> _What you need to do_: Return the part of the movie review below starting at "CINEMA | 'Jurassic" and ending at "haunted house feature.", copied word for word.

> _Source document_:

——

June 21, 2018

CINEMA | 'Jurassic World: Fallen Kingdom' Haunts A House

Chris Pratt Bryce Dallas Howard J.A. Bayona | Jurassic World: Fallen Kingdom

Jurassic World: Fallen Kingdom, the fifth disjointed prehistoric entry, moves even further away from the original Jurassic Park's initial cinematic concept. Where author Michael Crichton and filmmaker Steven Spielberg (still a producer) originally explored the dangerous mixture between the wonders of scientific rediscovery and the horrors of human intervention, director J.A. Bayona (new to the franchise) focuses down using his well-honed monstrous visuals and a theatrical sense of filmmaking to construct a dinosaur themed gothic horror meets haunted house feature.

Our dubious Jurassic World leads Chris Pratt and Bryce Dallas Howard return for really little narrative reason. Howard, likely due to the backlash of her somewhat misogynistic depiction in the first, essentially portrays a totally different character with brand new (and unexplained) dinosaur conservationist motivations.

Their Owen and Claire characters inexplicably go back to the now volcanic island of Isla Nublar to the twice closed theme park to misguidedly rescue some of the remaining dinosaurs before their second extinction. Owen is basically a superhero in the vein of Pratt's Star-Lord without any of the charming qualities. His superhuman abilities to look cool and rescue virtually anyone from dire dinosaur attacks grows wearisome despite the thrills.

Scripted by JW director Colin Trevorrow (also a producer) and his co-writer Derek Connolly, the direct sequel wisely keeps it brisk and moves past the usual exposition and plot mechanics to set up an extended haunted house style sequence after a quick trip to the island for the film's latter two acts mirroring the end of the original Jurassic Park's tensely set up action trapped in a single location.

——

> _Provided material_:
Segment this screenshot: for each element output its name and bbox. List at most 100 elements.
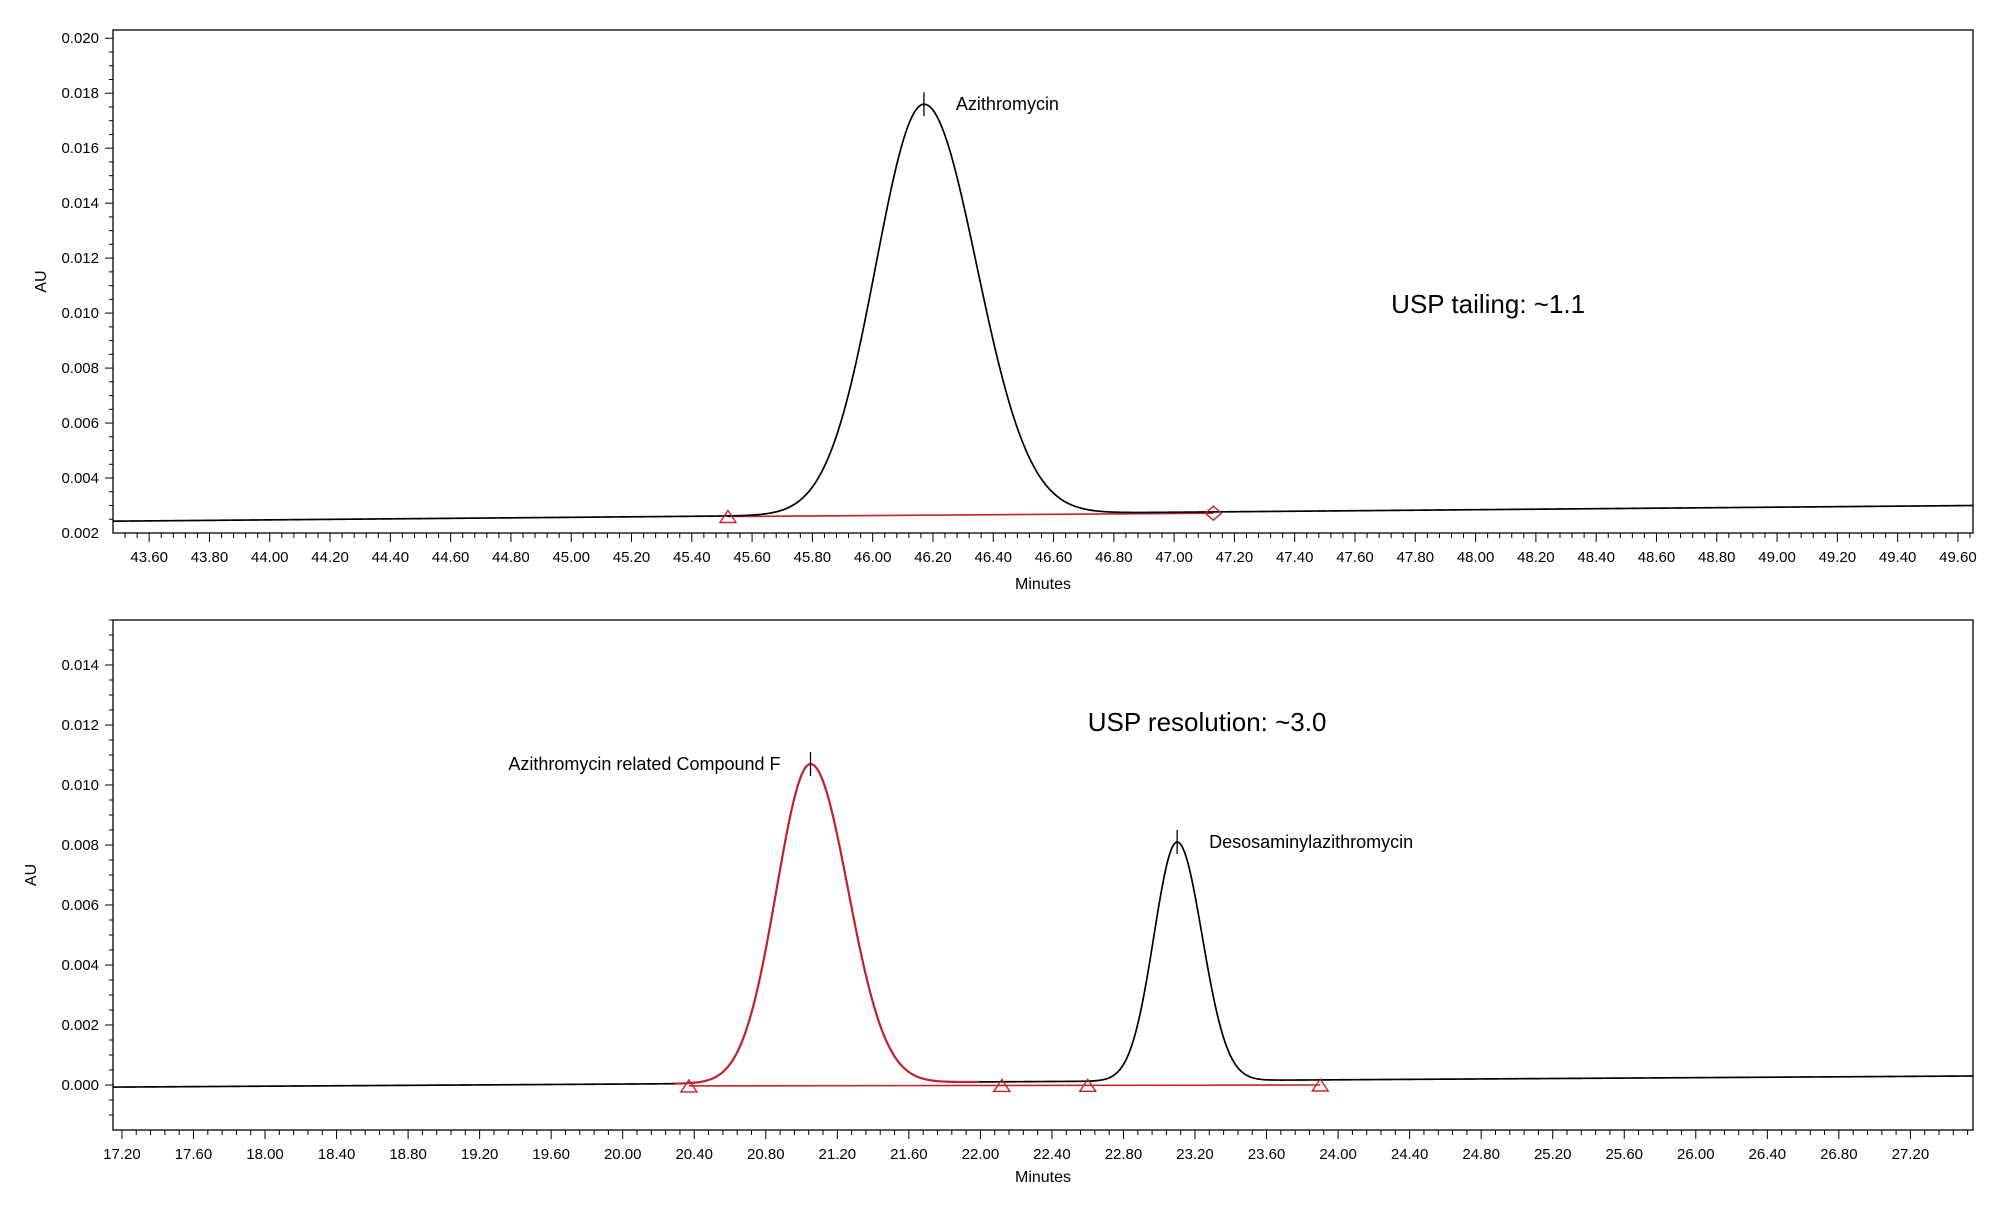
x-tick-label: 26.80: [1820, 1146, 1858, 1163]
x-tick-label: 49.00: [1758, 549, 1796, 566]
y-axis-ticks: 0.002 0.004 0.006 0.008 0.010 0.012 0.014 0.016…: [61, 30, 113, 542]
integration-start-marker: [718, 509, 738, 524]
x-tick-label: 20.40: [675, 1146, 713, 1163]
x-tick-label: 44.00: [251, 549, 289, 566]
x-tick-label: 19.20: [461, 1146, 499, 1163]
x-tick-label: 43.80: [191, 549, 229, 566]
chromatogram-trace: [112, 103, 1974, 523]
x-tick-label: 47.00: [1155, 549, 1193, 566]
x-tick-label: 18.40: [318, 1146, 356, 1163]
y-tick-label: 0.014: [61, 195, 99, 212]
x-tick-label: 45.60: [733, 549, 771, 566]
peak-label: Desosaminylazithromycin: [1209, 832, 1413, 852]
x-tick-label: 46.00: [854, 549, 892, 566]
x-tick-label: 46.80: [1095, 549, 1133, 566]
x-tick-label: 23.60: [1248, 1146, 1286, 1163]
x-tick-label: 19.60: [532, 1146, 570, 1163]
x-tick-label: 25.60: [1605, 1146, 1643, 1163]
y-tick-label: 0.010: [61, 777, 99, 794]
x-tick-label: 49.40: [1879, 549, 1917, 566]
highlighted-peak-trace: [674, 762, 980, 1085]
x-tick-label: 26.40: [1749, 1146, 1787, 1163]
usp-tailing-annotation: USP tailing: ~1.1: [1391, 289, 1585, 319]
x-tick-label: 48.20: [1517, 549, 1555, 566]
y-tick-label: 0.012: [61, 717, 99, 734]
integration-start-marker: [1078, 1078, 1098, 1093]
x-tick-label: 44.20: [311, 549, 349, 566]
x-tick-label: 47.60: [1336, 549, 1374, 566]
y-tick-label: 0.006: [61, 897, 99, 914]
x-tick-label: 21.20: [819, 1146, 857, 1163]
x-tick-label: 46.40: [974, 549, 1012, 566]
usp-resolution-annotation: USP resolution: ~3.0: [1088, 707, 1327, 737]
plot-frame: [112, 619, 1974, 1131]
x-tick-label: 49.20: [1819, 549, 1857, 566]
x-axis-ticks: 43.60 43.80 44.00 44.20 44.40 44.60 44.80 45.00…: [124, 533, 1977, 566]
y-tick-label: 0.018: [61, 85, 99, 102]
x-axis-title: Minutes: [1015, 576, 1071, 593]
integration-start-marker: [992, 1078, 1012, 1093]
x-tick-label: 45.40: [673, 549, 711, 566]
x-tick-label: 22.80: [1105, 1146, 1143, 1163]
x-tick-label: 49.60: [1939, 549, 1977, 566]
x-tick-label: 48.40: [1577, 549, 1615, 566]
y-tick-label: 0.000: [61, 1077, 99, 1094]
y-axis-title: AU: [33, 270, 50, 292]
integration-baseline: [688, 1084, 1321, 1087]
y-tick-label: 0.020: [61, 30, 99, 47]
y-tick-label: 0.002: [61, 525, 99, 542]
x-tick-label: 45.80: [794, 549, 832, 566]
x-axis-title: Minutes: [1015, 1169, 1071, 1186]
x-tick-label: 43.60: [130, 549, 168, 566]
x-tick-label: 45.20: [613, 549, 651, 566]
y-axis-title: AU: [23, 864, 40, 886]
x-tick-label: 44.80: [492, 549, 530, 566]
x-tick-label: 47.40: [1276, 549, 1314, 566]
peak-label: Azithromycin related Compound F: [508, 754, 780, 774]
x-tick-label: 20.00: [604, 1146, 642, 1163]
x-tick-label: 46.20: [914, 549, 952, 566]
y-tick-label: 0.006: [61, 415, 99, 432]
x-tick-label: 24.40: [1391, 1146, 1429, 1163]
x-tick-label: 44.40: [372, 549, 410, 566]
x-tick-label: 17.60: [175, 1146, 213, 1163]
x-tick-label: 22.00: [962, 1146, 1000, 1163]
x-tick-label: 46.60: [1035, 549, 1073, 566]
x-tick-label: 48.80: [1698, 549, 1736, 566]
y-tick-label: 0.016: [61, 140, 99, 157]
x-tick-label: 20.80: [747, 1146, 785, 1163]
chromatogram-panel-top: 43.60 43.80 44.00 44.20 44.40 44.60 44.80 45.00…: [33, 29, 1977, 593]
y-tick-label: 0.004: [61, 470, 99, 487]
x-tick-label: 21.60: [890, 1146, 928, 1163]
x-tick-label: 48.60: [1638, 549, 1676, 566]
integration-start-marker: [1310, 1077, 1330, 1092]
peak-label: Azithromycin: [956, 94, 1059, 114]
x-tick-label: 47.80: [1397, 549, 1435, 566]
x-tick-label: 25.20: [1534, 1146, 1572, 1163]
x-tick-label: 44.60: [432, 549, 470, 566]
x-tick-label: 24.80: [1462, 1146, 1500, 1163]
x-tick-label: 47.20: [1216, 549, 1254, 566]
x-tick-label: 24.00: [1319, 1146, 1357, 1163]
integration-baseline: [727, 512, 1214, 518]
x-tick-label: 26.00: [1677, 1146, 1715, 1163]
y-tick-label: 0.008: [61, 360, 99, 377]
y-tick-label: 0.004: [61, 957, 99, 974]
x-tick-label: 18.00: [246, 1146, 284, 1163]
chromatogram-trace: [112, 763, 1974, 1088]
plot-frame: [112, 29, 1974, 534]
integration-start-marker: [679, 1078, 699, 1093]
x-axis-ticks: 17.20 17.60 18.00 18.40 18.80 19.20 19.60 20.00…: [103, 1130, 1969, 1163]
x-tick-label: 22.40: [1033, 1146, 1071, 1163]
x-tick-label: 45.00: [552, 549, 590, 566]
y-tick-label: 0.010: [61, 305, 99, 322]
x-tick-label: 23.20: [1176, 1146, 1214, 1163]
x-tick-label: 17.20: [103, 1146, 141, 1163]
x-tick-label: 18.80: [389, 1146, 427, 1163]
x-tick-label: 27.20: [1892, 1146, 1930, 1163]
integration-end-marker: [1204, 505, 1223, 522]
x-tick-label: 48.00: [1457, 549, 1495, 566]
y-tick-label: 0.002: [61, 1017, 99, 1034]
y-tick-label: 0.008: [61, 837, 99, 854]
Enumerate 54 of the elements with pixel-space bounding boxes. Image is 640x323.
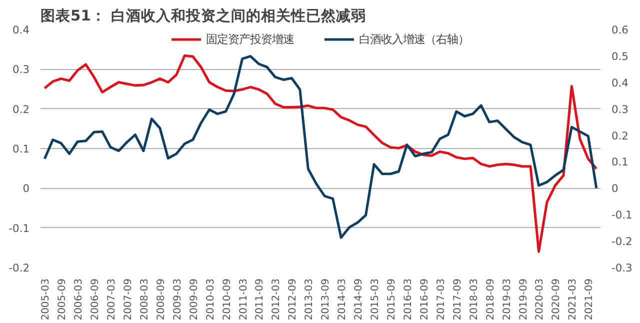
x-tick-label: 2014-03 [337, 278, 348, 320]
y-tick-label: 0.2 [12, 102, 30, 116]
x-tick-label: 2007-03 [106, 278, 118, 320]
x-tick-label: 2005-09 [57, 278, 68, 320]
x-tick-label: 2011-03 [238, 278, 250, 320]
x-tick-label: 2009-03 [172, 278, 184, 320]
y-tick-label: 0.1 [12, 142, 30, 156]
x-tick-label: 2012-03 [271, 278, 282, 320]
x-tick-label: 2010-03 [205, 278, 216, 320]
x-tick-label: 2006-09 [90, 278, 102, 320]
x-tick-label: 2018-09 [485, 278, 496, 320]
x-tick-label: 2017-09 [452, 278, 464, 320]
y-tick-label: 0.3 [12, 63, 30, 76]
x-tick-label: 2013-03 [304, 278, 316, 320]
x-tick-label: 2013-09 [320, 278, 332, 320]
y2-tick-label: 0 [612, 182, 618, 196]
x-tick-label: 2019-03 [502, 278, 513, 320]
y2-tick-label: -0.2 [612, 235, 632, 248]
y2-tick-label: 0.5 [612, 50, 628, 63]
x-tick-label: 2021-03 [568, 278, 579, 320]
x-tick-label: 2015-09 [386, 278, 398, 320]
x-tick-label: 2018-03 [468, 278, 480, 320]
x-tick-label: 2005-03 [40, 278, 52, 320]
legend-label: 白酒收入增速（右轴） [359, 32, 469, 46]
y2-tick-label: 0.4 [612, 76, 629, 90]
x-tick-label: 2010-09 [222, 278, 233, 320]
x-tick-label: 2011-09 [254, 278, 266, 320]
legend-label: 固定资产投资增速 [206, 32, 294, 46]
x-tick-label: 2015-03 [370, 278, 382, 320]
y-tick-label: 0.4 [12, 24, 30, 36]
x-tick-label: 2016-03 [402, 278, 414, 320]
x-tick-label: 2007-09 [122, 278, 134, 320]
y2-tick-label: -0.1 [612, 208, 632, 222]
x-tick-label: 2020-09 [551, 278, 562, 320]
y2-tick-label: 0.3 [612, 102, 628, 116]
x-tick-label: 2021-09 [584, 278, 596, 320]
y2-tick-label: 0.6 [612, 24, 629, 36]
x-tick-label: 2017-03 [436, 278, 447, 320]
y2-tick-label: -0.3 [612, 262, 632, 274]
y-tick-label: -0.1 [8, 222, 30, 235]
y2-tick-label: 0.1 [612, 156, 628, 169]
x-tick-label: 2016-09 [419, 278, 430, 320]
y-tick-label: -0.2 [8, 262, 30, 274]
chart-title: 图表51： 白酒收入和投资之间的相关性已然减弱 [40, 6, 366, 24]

——

> _The answer_:
CINEMA | 'Jurassic World: Fallen Kingdom' Haunts A House

Chris Pratt Bryce Dallas Howard J.A. Bayona | Jurassic World: Fallen Kingdom

Jurassic World: Fallen Kingdom, the fifth disjointed prehistoric entry, moves even further away from the original Jurassic Park's initial cinematic concept. Where author Michael Crichton and filmmaker Steven Spielberg (still a producer) originally explored the dangerous mixture between the wonders of scientific rediscovery and the horrors of human intervention, director J.A. Bayona (new to the franchise) focuses down using his well-honed monstrous visuals and a theatrical sense of filmmaking to construct a dinosaur themed gothic horror meets haunted house feature.